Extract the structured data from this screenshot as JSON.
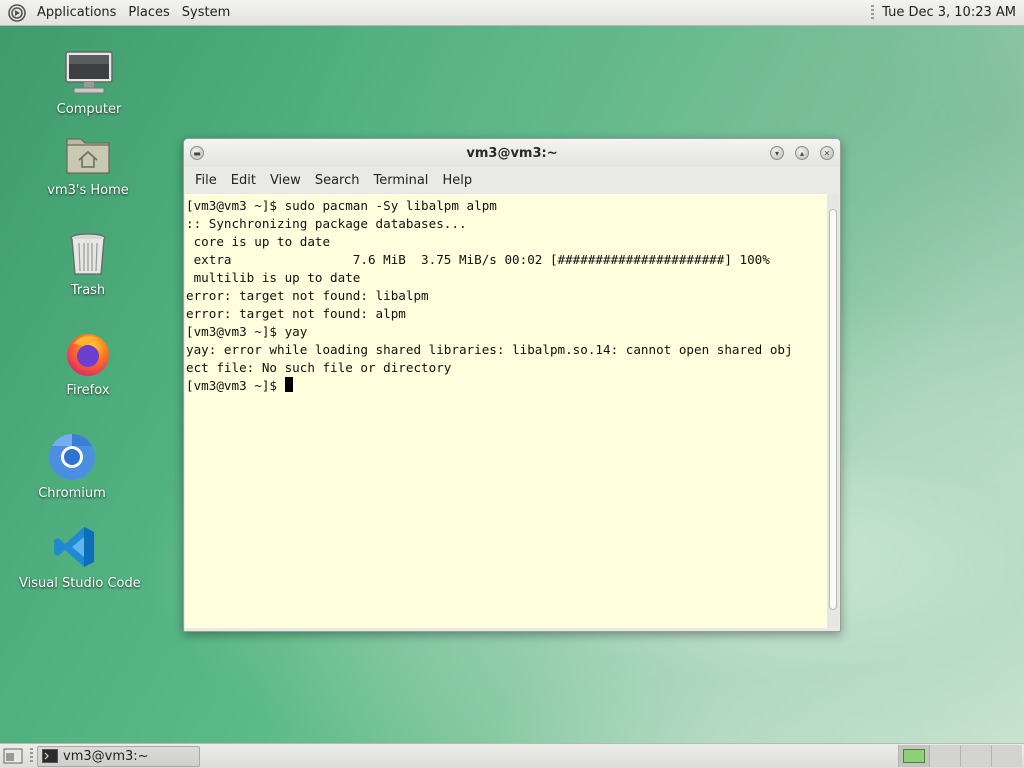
{
  "top_panel": {
    "menus": [
      "Applications",
      "Places",
      "System"
    ],
    "clock": "Tue Dec  3, 10:23 AM"
  },
  "desktop_icons": [
    {
      "label": "Computer",
      "icon": "computer-icon"
    },
    {
      "label": "vm3's Home",
      "icon": "home-folder-icon"
    },
    {
      "label": "Trash",
      "icon": "trash-icon"
    },
    {
      "label": "Firefox",
      "icon": "firefox-icon"
    },
    {
      "label": "Chromium",
      "icon": "chromium-icon"
    },
    {
      "label": "Visual Studio Code",
      "icon": "vscode-icon"
    }
  ],
  "window": {
    "title": "vm3@vm3:~",
    "menus": [
      "File",
      "Edit",
      "View",
      "Search",
      "Terminal",
      "Help"
    ],
    "lines": [
      "[vm3@vm3 ~]$ sudo pacman -Sy libalpm alpm",
      ":: Synchronizing package databases...",
      " core is up to date",
      " extra                7.6 MiB  3.75 MiB/s 00:02 [######################] 100%",
      " multilib is up to date",
      "error: target not found: libalpm",
      "error: target not found: alpm",
      "[vm3@vm3 ~]$ yay",
      "yay: error while loading shared libraries: libalpm.so.14: cannot open shared obj",
      "ect file: No such file or directory",
      "[vm3@vm3 ~]$ "
    ],
    "background": "#ffffdd"
  },
  "taskbar": {
    "task_label": "vm3@vm3:~"
  }
}
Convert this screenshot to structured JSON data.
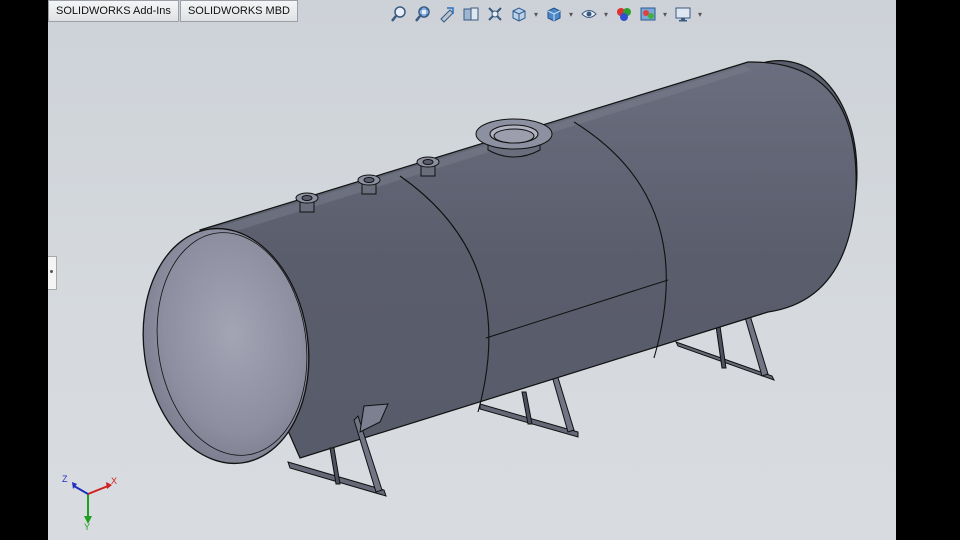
{
  "app": "SOLIDWORKS",
  "tabs": [
    {
      "label": "SOLIDWORKS Add-Ins"
    },
    {
      "label": "SOLIDWORKS MBD"
    }
  ],
  "view_toolbar": {
    "icons": [
      "zoom-to-fit-icon",
      "zoom-to-area-icon",
      "previous-view-icon",
      "section-view-icon",
      "dynamic-annotation-icon",
      "view-orientation-icon",
      "display-style-icon",
      "hide-show-items-icon",
      "edit-appearance-icon",
      "apply-scene-icon",
      "view-settings-icon"
    ]
  },
  "triad": {
    "x": "X",
    "y": "Y",
    "z": "Z"
  },
  "colors": {
    "viewport_bg": "#d4d8dd",
    "tank_body": "#5e6170",
    "tank_head": "#8d8fa0",
    "triad_x": "#d02020",
    "triad_y": "#20a020",
    "triad_z": "#2030c0"
  }
}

═══

Return the listing above word for word, with the pictures removed.

Answer to the problem ::
Extract the structured data from this screenshot as JSON.
{
  "top_panel": {
    "menus": [
      "Applications",
      "Places",
      "System"
    ],
    "clock": "Tue Dec  3, 10:23 AM"
  },
  "desktop_icons": [
    {
      "label": "Computer",
      "icon": "computer-icon"
    },
    {
      "label": "vm3's Home",
      "icon": "home-folder-icon"
    },
    {
      "label": "Trash",
      "icon": "trash-icon"
    },
    {
      "label": "Firefox",
      "icon": "firefox-icon"
    },
    {
      "label": "Chromium",
      "icon": "chromium-icon"
    },
    {
      "label": "Visual Studio Code",
      "icon": "vscode-icon"
    }
  ],
  "window": {
    "title": "vm3@vm3:~",
    "menus": [
      "File",
      "Edit",
      "View",
      "Search",
      "Terminal",
      "Help"
    ],
    "lines": [
      "[vm3@vm3 ~]$ sudo pacman -Sy libalpm alpm",
      ":: Synchronizing package databases...",
      " core is up to date",
      " extra                7.6 MiB  3.75 MiB/s 00:02 [######################] 100%",
      " multilib is up to date",
      "error: target not found: libalpm",
      "error: target not found: alpm",
      "[vm3@vm3 ~]$ yay",
      "yay: error while loading shared libraries: libalpm.so.14: cannot open shared obj",
      "ect file: No such file or directory",
      "[vm3@vm3 ~]$ "
    ],
    "background": "#ffffdd"
  },
  "taskbar": {
    "task_label": "vm3@vm3:~"
  }
}
Convert this screenshot to structured JSON data.
{
  "app": "SOLIDWORKS",
  "tabs": [
    {
      "label": "SOLIDWORKS Add-Ins"
    },
    {
      "label": "SOLIDWORKS MBD"
    }
  ],
  "view_toolbar": {
    "icons": [
      "zoom-to-fit-icon",
      "zoom-to-area-icon",
      "previous-view-icon",
      "section-view-icon",
      "dynamic-annotation-icon",
      "view-orientation-icon",
      "display-style-icon",
      "hide-show-items-icon",
      "edit-appearance-icon",
      "apply-scene-icon",
      "view-settings-icon"
    ]
  },
  "triad": {
    "x": "X",
    "y": "Y",
    "z": "Z"
  },
  "colors": {
    "viewport_bg": "#d4d8dd",
    "tank_body": "#5e6170",
    "tank_head": "#8d8fa0",
    "triad_x": "#d02020",
    "triad_y": "#20a020",
    "triad_z": "#2030c0"
  }
}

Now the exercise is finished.